### THE EXERCISE
Format the lines starting at the one containing "chevron-down-icon[interactable]: ▾ [297, 157, 301, 169]" and ending at the one containing "extrusion-preview-end [160, 232, 176, 312]" as a numbered list, leaving out any blank lines.

### Stored records
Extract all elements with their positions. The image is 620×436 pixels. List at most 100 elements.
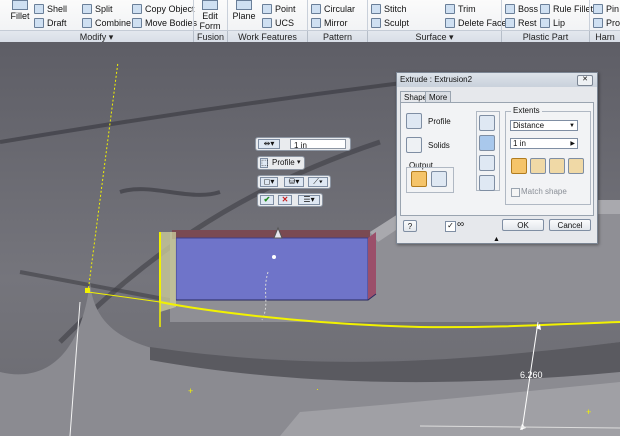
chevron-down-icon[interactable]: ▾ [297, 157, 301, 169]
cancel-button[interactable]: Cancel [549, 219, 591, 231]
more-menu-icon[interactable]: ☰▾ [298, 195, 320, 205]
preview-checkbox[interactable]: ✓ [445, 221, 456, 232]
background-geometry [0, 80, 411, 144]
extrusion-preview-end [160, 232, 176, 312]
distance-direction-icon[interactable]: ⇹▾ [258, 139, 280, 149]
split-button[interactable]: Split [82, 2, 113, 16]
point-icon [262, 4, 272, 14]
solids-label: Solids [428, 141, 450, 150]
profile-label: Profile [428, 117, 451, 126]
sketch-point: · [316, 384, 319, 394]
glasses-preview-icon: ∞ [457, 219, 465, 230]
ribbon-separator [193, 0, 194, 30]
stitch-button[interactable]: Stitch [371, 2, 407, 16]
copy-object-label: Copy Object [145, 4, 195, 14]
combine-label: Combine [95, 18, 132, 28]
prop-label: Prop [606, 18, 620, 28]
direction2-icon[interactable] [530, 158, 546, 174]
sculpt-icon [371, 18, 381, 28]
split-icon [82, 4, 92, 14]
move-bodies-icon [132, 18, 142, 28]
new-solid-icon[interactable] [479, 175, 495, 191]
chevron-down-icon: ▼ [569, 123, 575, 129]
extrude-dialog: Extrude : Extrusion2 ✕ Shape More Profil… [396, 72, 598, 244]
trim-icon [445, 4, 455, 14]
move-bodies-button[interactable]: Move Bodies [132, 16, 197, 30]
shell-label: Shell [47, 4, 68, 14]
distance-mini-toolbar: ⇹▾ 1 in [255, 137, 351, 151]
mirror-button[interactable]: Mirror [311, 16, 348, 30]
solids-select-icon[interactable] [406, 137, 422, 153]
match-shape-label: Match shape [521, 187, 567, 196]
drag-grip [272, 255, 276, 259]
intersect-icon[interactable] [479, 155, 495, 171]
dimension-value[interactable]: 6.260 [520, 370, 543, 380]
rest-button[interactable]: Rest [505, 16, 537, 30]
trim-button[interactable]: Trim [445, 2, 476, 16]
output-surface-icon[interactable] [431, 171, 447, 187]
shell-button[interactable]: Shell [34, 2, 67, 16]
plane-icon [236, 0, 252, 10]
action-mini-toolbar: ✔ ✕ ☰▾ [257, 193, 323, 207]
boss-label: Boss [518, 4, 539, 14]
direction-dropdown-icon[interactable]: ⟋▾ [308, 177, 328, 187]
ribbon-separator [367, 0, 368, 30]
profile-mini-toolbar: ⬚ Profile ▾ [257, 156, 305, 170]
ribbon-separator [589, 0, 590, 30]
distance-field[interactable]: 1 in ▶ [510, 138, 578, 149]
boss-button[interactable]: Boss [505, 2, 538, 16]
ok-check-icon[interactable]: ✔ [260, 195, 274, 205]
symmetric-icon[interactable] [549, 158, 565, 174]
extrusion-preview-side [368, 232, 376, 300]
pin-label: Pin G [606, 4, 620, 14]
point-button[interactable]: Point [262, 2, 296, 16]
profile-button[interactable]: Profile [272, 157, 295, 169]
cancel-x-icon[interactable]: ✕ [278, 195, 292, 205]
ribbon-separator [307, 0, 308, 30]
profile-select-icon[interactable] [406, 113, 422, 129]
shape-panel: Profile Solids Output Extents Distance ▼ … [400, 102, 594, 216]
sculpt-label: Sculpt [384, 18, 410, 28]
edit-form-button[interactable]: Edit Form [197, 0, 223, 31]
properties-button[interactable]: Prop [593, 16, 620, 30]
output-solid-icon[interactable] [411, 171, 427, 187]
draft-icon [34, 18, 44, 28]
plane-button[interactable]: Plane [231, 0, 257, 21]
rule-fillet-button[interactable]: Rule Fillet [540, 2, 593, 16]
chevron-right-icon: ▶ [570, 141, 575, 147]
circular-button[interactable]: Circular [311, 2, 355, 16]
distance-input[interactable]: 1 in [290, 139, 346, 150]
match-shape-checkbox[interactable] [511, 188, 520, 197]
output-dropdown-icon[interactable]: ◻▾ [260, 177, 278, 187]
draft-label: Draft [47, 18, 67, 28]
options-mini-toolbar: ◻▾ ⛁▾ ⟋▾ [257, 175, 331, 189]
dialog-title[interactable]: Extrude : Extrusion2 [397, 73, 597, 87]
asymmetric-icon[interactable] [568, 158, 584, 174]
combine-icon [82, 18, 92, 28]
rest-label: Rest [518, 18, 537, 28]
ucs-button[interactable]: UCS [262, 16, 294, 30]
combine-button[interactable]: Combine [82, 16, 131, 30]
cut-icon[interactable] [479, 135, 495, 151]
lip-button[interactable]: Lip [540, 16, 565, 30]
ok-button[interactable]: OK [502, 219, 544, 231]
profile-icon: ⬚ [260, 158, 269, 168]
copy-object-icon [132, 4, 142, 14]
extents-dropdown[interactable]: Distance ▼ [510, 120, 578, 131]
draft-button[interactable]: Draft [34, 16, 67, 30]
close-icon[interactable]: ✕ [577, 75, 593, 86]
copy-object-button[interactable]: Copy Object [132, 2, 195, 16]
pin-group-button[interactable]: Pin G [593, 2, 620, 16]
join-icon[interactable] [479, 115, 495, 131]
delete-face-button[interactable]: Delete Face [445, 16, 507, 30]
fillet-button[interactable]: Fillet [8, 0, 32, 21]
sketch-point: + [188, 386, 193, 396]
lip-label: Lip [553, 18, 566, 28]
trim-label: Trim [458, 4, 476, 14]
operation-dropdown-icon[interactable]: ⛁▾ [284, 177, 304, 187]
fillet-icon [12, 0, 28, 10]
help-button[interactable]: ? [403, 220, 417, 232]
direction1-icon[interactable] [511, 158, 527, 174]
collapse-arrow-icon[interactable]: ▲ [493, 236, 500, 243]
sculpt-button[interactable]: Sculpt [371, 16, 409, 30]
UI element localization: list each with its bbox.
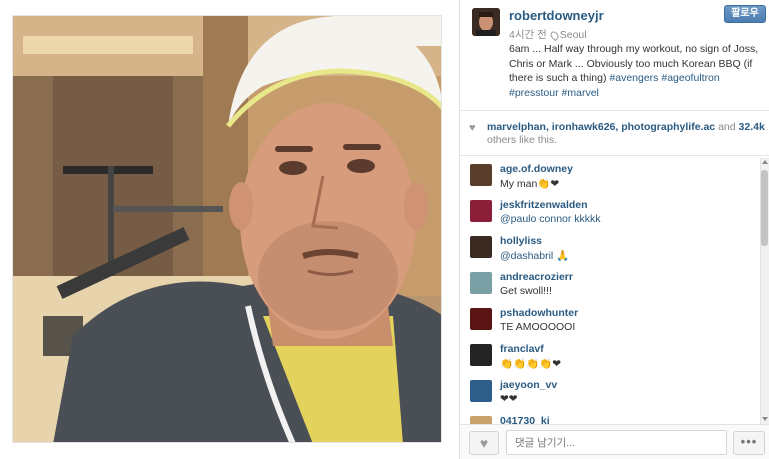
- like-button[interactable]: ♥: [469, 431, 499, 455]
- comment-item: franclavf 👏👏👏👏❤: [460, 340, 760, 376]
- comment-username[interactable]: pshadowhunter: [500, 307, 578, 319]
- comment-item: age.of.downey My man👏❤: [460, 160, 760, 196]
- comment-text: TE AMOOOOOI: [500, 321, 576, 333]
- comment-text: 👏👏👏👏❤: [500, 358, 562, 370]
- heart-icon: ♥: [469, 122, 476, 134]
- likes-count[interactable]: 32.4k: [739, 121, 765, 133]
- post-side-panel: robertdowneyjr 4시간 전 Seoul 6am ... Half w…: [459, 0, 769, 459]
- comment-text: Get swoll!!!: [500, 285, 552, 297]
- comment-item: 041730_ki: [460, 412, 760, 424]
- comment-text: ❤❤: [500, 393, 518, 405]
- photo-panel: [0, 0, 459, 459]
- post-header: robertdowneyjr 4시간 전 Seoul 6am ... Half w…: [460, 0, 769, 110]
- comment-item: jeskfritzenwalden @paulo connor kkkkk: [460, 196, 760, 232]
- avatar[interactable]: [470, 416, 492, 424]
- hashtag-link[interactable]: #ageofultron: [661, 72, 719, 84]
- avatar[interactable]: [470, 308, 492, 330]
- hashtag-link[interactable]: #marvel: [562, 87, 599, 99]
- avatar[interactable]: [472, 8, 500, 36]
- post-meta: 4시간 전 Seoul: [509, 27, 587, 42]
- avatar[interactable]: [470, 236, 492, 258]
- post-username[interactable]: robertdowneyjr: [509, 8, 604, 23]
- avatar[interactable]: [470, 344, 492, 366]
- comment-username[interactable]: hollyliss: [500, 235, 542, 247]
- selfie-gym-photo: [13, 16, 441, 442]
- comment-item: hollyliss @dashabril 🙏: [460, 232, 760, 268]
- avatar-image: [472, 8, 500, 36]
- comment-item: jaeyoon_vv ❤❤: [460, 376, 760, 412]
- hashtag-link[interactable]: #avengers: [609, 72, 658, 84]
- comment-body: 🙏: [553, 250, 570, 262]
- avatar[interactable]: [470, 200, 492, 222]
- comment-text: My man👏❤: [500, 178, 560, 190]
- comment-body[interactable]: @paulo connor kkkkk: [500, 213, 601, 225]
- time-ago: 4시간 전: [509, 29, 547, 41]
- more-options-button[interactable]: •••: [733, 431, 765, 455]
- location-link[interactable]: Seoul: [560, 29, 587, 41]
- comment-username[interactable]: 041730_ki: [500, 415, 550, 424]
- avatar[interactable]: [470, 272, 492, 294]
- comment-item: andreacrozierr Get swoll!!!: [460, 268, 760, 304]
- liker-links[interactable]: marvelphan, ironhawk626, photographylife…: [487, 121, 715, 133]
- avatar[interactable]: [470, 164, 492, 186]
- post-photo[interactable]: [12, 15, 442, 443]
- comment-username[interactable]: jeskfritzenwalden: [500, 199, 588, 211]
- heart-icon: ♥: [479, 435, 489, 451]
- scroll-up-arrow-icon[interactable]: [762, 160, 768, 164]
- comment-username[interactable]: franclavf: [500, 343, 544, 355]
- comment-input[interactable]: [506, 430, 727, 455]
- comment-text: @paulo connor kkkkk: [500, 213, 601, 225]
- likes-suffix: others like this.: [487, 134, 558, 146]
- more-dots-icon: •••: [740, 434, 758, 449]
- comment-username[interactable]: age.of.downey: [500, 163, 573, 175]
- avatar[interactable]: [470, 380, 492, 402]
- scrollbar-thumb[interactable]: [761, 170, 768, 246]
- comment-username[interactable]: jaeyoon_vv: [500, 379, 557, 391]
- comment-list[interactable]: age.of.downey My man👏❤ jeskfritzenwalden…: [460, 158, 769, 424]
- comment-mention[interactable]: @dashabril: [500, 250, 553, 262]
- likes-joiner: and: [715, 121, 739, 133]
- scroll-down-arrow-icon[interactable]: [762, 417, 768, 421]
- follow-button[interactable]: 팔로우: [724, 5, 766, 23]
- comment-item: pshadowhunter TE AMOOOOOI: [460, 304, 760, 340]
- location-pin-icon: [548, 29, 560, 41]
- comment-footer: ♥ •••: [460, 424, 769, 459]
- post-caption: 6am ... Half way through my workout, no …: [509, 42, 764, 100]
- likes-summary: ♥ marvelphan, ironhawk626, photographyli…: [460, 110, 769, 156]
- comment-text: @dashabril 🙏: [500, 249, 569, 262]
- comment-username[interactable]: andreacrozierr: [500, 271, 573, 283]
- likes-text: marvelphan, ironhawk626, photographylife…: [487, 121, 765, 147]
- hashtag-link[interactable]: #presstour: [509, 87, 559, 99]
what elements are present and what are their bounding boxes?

### WRITTEN REPLY
1. chevron-down-icon[interactable]: ▾ [297, 157, 301, 169]
2. cancel-button[interactable]: Cancel [549, 219, 591, 231]
3. more-menu-icon[interactable]: ☰▾ [298, 195, 320, 205]
4. preview-checkbox[interactable]: ✓ [445, 221, 456, 232]
5. background-geometry [0, 80, 411, 144]
6. extrusion-preview-end [160, 232, 176, 312]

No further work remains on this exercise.